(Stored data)
+++++

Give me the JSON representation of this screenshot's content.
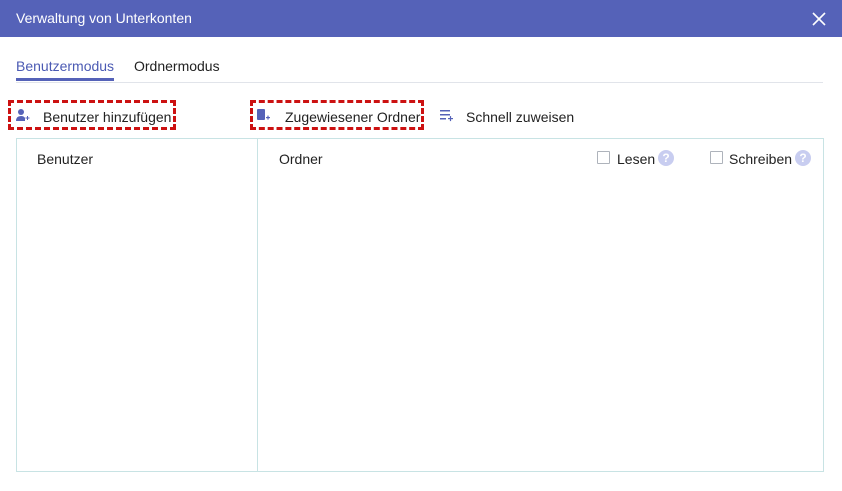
{
  "dialog": {
    "title": "Verwaltung von Unterkonten",
    "close_icon": "close-icon"
  },
  "tabs": [
    {
      "label": "Benutzermodus",
      "active": true
    },
    {
      "label": "Ordnermodus",
      "active": false
    }
  ],
  "toolbar": {
    "add_user_label": "Benutzer hinzufügen",
    "add_user_icon": "add-user-icon",
    "assigned_folder_label": "Zugewiesener Ordner",
    "assigned_folder_icon": "add-folder-icon",
    "quick_assign_label": "Schnell zuweisen",
    "quick_assign_icon": "list-add-icon"
  },
  "users_panel": {
    "header": "Benutzer"
  },
  "folders_panel": {
    "header": "Ordner",
    "read_label": "Lesen",
    "write_label": "Schreiben",
    "help_glyph": "?"
  },
  "colors": {
    "titlebar": "#5562b8",
    "accent": "#4b5ab3",
    "highlight_dashed": "#cc1111",
    "panel_border": "#c8e3e4"
  }
}
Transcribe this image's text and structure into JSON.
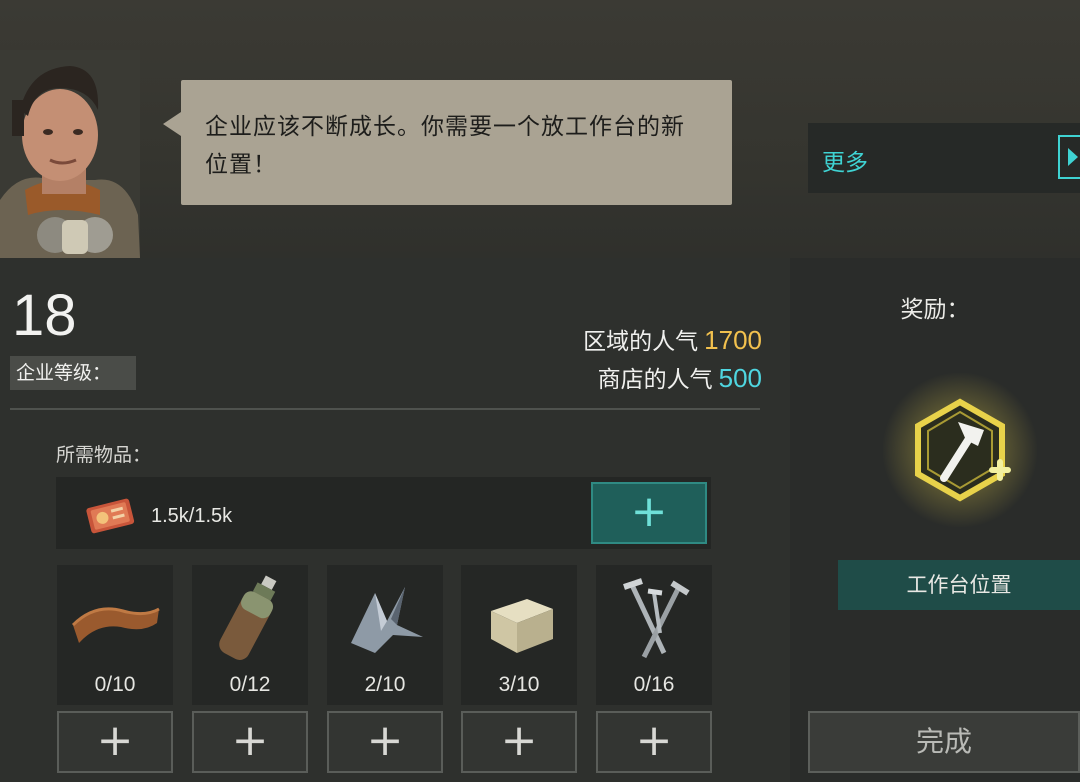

+++++

#### OBJECTIVE:
Wherever "JSON" shows up in a line, copy that line.

#### RESULT:
Give me the JSON representation of this screenshot's content.
Transcribe this image's text and structure into JSON.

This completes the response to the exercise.